• Selected excerpt:
Centralized federal oversight sounds good, but what about squabbles between separate federal agencies?
Some cite California's notorious "Path 15" as an example of how transmission bottlenecks can stifle electricity competition, but the problem extends beyond the West Coast. In reality, TLR events (transmission loading relief) rose significantly across the country in 2000, compared to the previous three years. ()
In the upper Midwest, Wisconsin Governor Scott McCallum released a report in June that underscored his state's unique electricity geography and its vulnerability to a weak transmission infrastructure. As explained in the report (), the state resembles an isolated transmission "peninsula," as it is nestled between two Great Lakes. It also straddles the dividing line between two regional reliability regions, the Mid-Continent Area Power Pool (MAPP) and the Mid-Area Interconnected Network (MAIN), that are linked only by one major line. So Wisconsin Public Service Corp. and Minnesota Power Inc. have been at work to link the two regions with a new line.
Further to the east, American Electric Power (AEP) has spent a decade trying to certify a new a 765-kilovolt (kV) line to link southern West Virginia with southwestern Virginia. That project finally won approval last May from the Virginia State Corporation Commission. And in California, Pacific Gas & Electric Co. and the state's Independent System Operator (ISO) have set 2004 as a target date for completion of upgrades to Path 15.

• Directive 1: Echo the passage on electricity transmission bottlenecks word for word, from "Further to the" up to and including "to Path 15.".

Source records:

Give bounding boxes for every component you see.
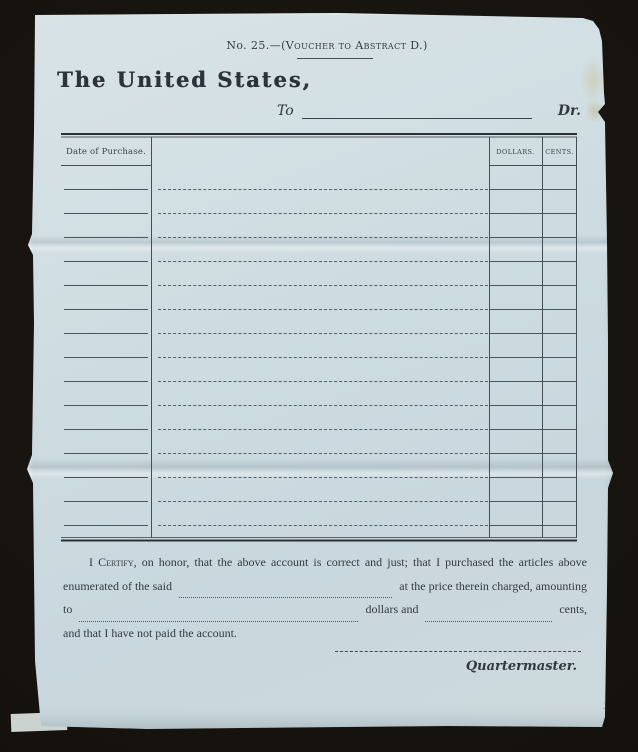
column-header-date: Date of Purchase. — [61, 138, 151, 166]
table-row — [61, 166, 577, 190]
to-label: To — [277, 103, 294, 119]
description-entry-line — [158, 525, 488, 526]
payee-title: The United States, — [57, 67, 312, 92]
to-blank-line — [302, 102, 532, 119]
table-row — [61, 502, 577, 526]
line3-before-blank: to — [63, 598, 72, 622]
cents-amount-blank — [425, 607, 552, 622]
edge-stain-small — [581, 95, 609, 127]
table-row — [61, 286, 577, 310]
certification-line-3: to dollars and cents, — [63, 598, 587, 622]
table-row — [61, 454, 577, 478]
dollars-column-divider — [489, 137, 490, 538]
corner-mark: 2 — [603, 701, 609, 712]
voucher-paper: No. 25.—(Voucher to Abstract D.) The Uni… — [27, 11, 613, 731]
line2-before-blank: enumerated of the said — [63, 575, 172, 599]
certification-line-1: I Certify, on honor, that the above acco… — [63, 551, 587, 575]
table-row — [61, 214, 577, 238]
form-number: No. 25.— — [226, 39, 281, 52]
signature-blank-line — [335, 651, 581, 652]
dr-label: Dr. — [558, 103, 581, 119]
table-last-spacer — [61, 526, 577, 537]
certification-line-2: enumerated of the said at the price ther… — [63, 575, 587, 599]
cents-column-divider — [542, 137, 543, 538]
certify-word: Certify, — [98, 555, 137, 569]
form-number-line: No. 25.—(Voucher to Abstract D.) — [27, 39, 613, 52]
column-header-cents: Cents. — [542, 138, 577, 166]
certification-line-1-rest: on honor, that the above account is corr… — [142, 555, 587, 569]
form-number-rule — [297, 58, 373, 59]
line3-after-blank: cents, — [559, 598, 587, 622]
table-row — [61, 382, 577, 406]
table-bottom-rule — [61, 537, 577, 542]
dollars-amount-blank — [79, 607, 358, 622]
date-column-divider — [151, 137, 152, 538]
table-header-row: Date of Purchase. Dollars. Cents. — [61, 138, 577, 166]
table-right-border — [576, 137, 577, 538]
signature-title: Quartermaster. — [335, 659, 577, 674]
line3-between-blanks: dollars and — [365, 598, 418, 622]
table-row — [61, 358, 577, 382]
table-row — [61, 478, 577, 502]
certification-text: I Certify, on honor, that the above acco… — [63, 551, 587, 645]
account-table: Date of Purchase. Dollars. Cents. — [61, 133, 577, 542]
form-title: (Voucher to Abstract D.) — [281, 39, 428, 52]
table-row — [61, 334, 577, 358]
certification-pronoun: I — [89, 555, 93, 569]
table-row — [61, 238, 577, 262]
amount-entry-line — [489, 525, 577, 526]
seller-name-blank — [179, 583, 392, 598]
certification-line-4: and that I have not paid the account. — [63, 622, 587, 646]
photo-background: { "page": { "frame_color": "#14100c", "p… — [0, 0, 638, 752]
table-row — [61, 190, 577, 214]
table-row — [61, 406, 577, 430]
table-row — [61, 430, 577, 454]
line2-after-blank: at the price therein charged, amounting — [399, 575, 587, 599]
to-line: To Dr. — [277, 99, 581, 119]
date-entry-line — [64, 525, 148, 526]
column-header-description — [151, 138, 489, 166]
table-row — [61, 262, 577, 286]
table-body — [61, 166, 577, 526]
column-header-dollars: Dollars. — [489, 138, 542, 166]
table-row — [61, 310, 577, 334]
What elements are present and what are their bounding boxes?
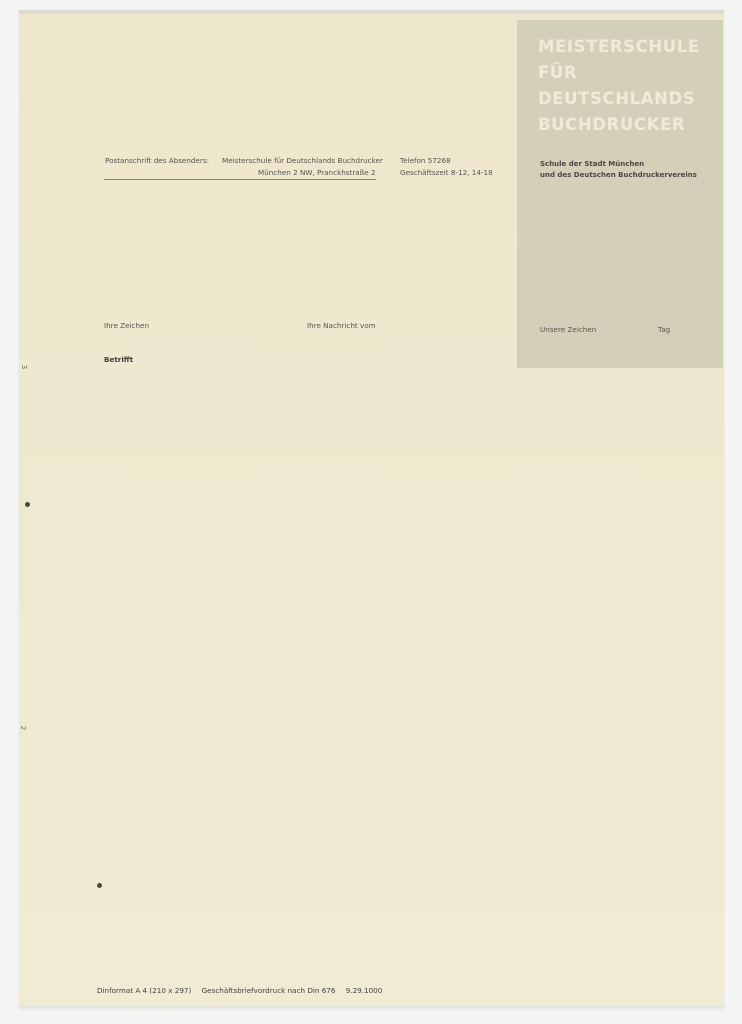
subtitle-line: Schule der Stadt München bbox=[540, 159, 697, 170]
footer-print-code: 9.29.1000 bbox=[346, 986, 383, 995]
phone-number: Telefon 57268 bbox=[400, 155, 451, 166]
school-name-line: FÜR bbox=[538, 60, 700, 86]
our-reference-label: Unsere Zeichen bbox=[540, 324, 596, 335]
date-label: Tag bbox=[658, 324, 670, 335]
school-name-line: DEUTSCHLANDS bbox=[538, 86, 700, 112]
fold-mark-3: 3 bbox=[20, 365, 28, 369]
punch-hole-mark bbox=[97, 883, 102, 888]
footer-format: Dinformat A 4 (210 x 297) bbox=[97, 986, 191, 995]
subtitle-line: und des Deutschen Buchdruckervereins bbox=[540, 170, 697, 181]
fold-mark-2: 2 bbox=[19, 726, 27, 730]
subject-label: Betrifft bbox=[104, 355, 133, 364]
paper-bottom-edge bbox=[19, 1006, 724, 1011]
sender-address: München 2 NW, Pranckhstraße 2 bbox=[258, 167, 376, 178]
business-hours: Geschäftszeit 8-12, 14-18 bbox=[400, 167, 493, 178]
school-subtitle: Schule der Stadt München und des Deutsch… bbox=[540, 159, 697, 181]
school-name-line: BUCHDRUCKER bbox=[538, 112, 700, 138]
footer-print-info: Dinformat A 4 (210 x 297) Geschäftsbrief… bbox=[97, 986, 390, 995]
sender-divider bbox=[104, 179, 376, 180]
school-name: MEISTERSCHULE FÜR DEUTSCHLANDS BUCHDRUCK… bbox=[538, 34, 700, 138]
school-name-line: MEISTERSCHULE bbox=[538, 34, 700, 60]
punch-hole-mark bbox=[25, 502, 30, 507]
your-reference-label: Ihre Zeichen bbox=[104, 320, 149, 331]
footer-form-note: Geschäftsbriefvordruck nach Din 676 bbox=[202, 986, 336, 995]
sender-name: Meisterschule für Deutschlands Buchdruck… bbox=[222, 155, 383, 166]
your-message-label: Ihre Nachricht vom bbox=[307, 320, 376, 331]
sender-label: Postanschrift des Absenders: bbox=[105, 155, 209, 166]
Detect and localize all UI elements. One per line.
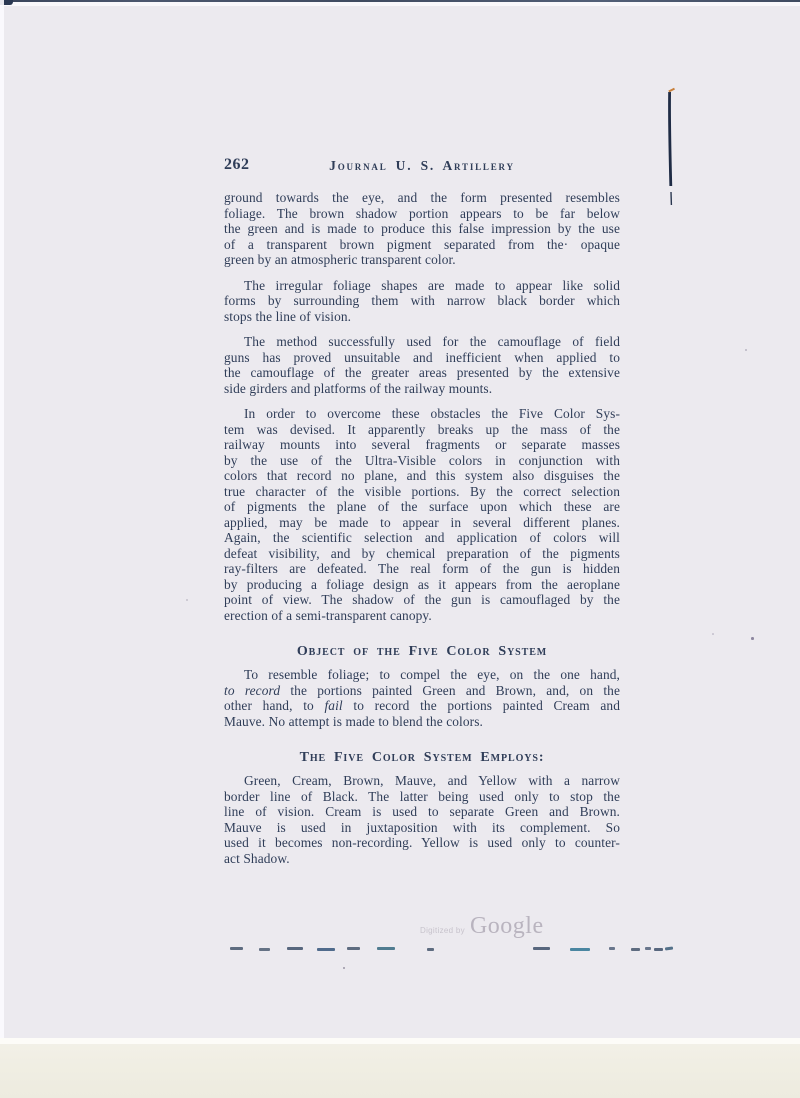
paragraph: Green, Cream, Brown, Mauve, and Yellow w… (224, 773, 620, 866)
scanner-bed-band (0, 1044, 800, 1098)
pen-mark-artifact (662, 86, 678, 208)
scan-speck-artifact (712, 633, 714, 635)
text-line: border line of Black. The latter being u… (224, 789, 620, 805)
italic-text: fail (324, 698, 342, 713)
text-line: applied, may be made to appear in severa… (224, 515, 620, 531)
scan-dash-artifact (230, 947, 243, 950)
text-line: line of vision. Cream is used to separat… (224, 804, 620, 820)
text-line: guns has proved unsuitable and inefficie… (224, 350, 620, 366)
text-line: Again, the scientific selection and appl… (224, 530, 620, 546)
scan-dash-artifact (609, 947, 615, 950)
text-line: other hand, to fail to record the portio… (224, 698, 620, 714)
google-logo: Google (470, 913, 544, 940)
text-line: ray-filters are defeated. The real form … (224, 561, 620, 577)
text-line: Green, Cream, Brown, Mauve, and Yellow w… (224, 773, 620, 789)
text-line: of pigments the plane of the surface upo… (224, 499, 620, 515)
text-line: To resemble foliage; to compel the eye, … (224, 667, 620, 683)
text-line: used it becomes non-recording. Yellow is… (224, 835, 620, 851)
scan-dash-artifact (347, 947, 360, 950)
scan-dash-artifact (317, 948, 335, 951)
text-segment: to record the portions painted Cream and (343, 698, 620, 713)
text-line: defeat visibility, and by chemical prepa… (224, 546, 620, 562)
running-title: Journal U. S. Artillery (224, 158, 620, 174)
scan-dash-artifact (665, 947, 673, 950)
text-line: Mauve is used in juxtaposition with its … (224, 820, 620, 836)
scanned-book-page: 262 Journal U. S. Artillery ground towar… (0, 0, 800, 1098)
text-line: foliage. The brown shadow portion appear… (224, 206, 620, 222)
scan-dash-artifact (533, 947, 550, 950)
page-header: 262 Journal U. S. Artillery (224, 156, 620, 174)
text-segment: other hand, to (224, 698, 324, 713)
text-line: side girders and platforms of the railwa… (224, 381, 620, 397)
text-line: by producing a foliage design as it appe… (224, 577, 620, 593)
paragraph: The method successfully used for the cam… (224, 334, 620, 396)
scan-speck-artifact (186, 599, 188, 601)
text-line: In order to overcome these obstacles the… (224, 406, 620, 422)
text-line: true character of the visible portions. … (224, 484, 620, 500)
text-line: stops the line of vision. (224, 309, 620, 325)
text-line: railway mounts into several fragments or… (224, 437, 620, 453)
text-line: green by an atmospheric transparent colo… (224, 252, 620, 268)
text-line: by the use of the Ultra-Visible colors i… (224, 453, 620, 469)
page-body: ground towards the eye, and the form pre… (224, 190, 620, 876)
scan-top-edge-highlight (0, 2, 800, 6)
italic-text: to record (224, 683, 280, 698)
text-line: to record the portions painted Green and… (224, 683, 620, 699)
text-line: The irregular foliage shapes are made to… (224, 278, 620, 294)
scan-speck-artifact (343, 967, 345, 969)
scan-left-edge-highlight (0, 0, 4, 1042)
text-line: forms by surrounding them with narrow bl… (224, 293, 620, 309)
scan-top-edge-line (0, 0, 800, 2)
text-segment: the portions painted Green and Brown, an… (280, 683, 620, 698)
scan-dash-artifact (645, 947, 651, 950)
scan-dash-artifact (631, 948, 640, 951)
text-line: the camouflage of the greater areas pres… (224, 365, 620, 381)
scan-dash-artifact (654, 948, 663, 951)
scan-speck-artifact (751, 637, 754, 640)
text-line: colors that record no plane, and this sy… (224, 468, 620, 484)
text-line: the green and is made to produce this fa… (224, 221, 620, 237)
text-line: point of view. The shadow of the gun is … (224, 592, 620, 608)
text-line: act Shadow. (224, 851, 620, 867)
dash-artifacts (0, 947, 800, 955)
text-line: The method successfully used for the cam… (224, 334, 620, 350)
paragraph: In order to overcome these obstacles the… (224, 406, 620, 623)
scan-dash-artifact (427, 948, 434, 951)
scan-speck-artifact (745, 349, 747, 351)
watermark-prefix: Digitized by (420, 926, 465, 935)
text-line: of a transparent brown pigment separated… (224, 237, 620, 253)
text-line: tem was devised. It apparently breaks up… (224, 422, 620, 438)
section-heading: Object of the Five Color System (224, 644, 620, 660)
scan-dash-artifact (259, 948, 270, 951)
text-line: erection of a semi-transparent canopy. (224, 608, 620, 624)
scan-dash-artifact (287, 947, 303, 950)
paragraph: The irregular foliage shapes are made to… (224, 278, 620, 325)
scan-dash-artifact (570, 948, 590, 951)
text-line: ground towards the eye, and the form pre… (224, 190, 620, 206)
digitized-by-google-watermark: Digitized by Google (420, 913, 544, 940)
section-heading: The Five Color System Employs: (224, 750, 620, 766)
pen-mark-svg (662, 86, 678, 208)
paragraph: To resemble foliage; to compel the eye, … (224, 667, 620, 729)
scan-dash-artifact (377, 947, 395, 950)
text-line: Mauve. No attempt is made to blend the c… (224, 714, 620, 730)
paragraph: ground towards the eye, and the form pre… (224, 190, 620, 268)
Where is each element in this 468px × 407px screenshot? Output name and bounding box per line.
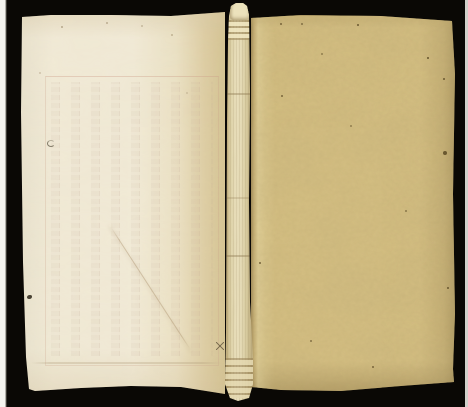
x-pen-mark xyxy=(216,342,224,350)
spine-binding-strip xyxy=(224,2,254,403)
ink-smudge-mark xyxy=(47,140,55,147)
foxing-specks-right xyxy=(251,14,253,16)
stitch-line xyxy=(225,197,253,199)
scan-edge-strip-left xyxy=(0,0,7,407)
stitch-line xyxy=(225,93,253,95)
stitch-wraps-top xyxy=(227,20,251,40)
left-page xyxy=(21,12,225,394)
bottom-crease xyxy=(31,362,221,364)
foxing-specks-left xyxy=(21,12,23,14)
spine-grain-texture xyxy=(224,2,254,403)
stitch-wraps-bottom xyxy=(224,358,254,398)
cover-page xyxy=(251,14,456,391)
stitch-line xyxy=(225,255,253,257)
stitch-knot-top xyxy=(230,2,249,20)
cover-speckle-texture xyxy=(251,14,456,391)
showthrough-text-columns xyxy=(51,82,213,356)
book-photograph xyxy=(0,0,468,407)
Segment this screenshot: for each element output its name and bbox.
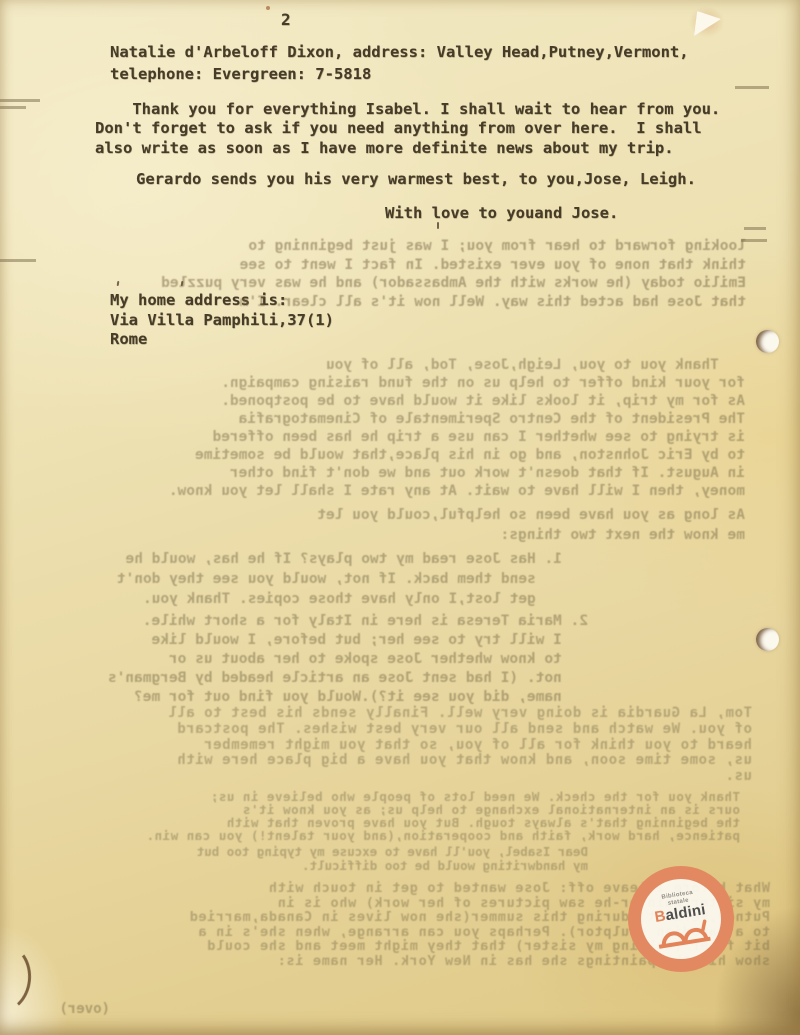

• Directive 2: Duplicate the lines of the records from the line with "subtitle-line: Schule der" up to and including the line with "subject-label: Betrifft bbox=[104, 355, 133, 364]", keeping each line unchanged.

• Full solution 1:
Further to the east, American Electric Power (AEP) has spent a decade trying to certify a new a 765-kilovolt (kV) line to link southern West Virginia with southwestern Virginia. That project finally won approval last May from the Virginia State Corporation Commission. And in California, Pacific Gas & Electric Co. and the state's Independent System Operator (ISO) have set 2004 as a target date for completion of upgrades to Path 15.

• Full solution 2:
subtitle-line: Schule der Stadt München bbox=[540, 159, 697, 170]
footer-print-code: 9.29.1000 bbox=[346, 986, 383, 995]
phone-number: Telefon 57268 bbox=[400, 155, 451, 166]
school-name-line: FÜR bbox=[538, 60, 700, 86]
our-reference-label: Unsere Zeichen bbox=[540, 324, 596, 335]
date-label: Tag bbox=[658, 324, 670, 335]
school-name-line: DEUTSCHLANDS bbox=[538, 86, 700, 112]
fold-mark-3: 3 bbox=[20, 365, 28, 369]
punch-hole-mark bbox=[97, 883, 102, 888]
footer-format: Dinformat A 4 (210 x 297) bbox=[97, 986, 191, 995]
subtitle-line: und des Deutschen Buchdruckervereins bbox=[540, 170, 697, 181]
fold-mark-2: 2 bbox=[19, 726, 27, 730]
subject-label: Betrifft bbox=[104, 355, 133, 364]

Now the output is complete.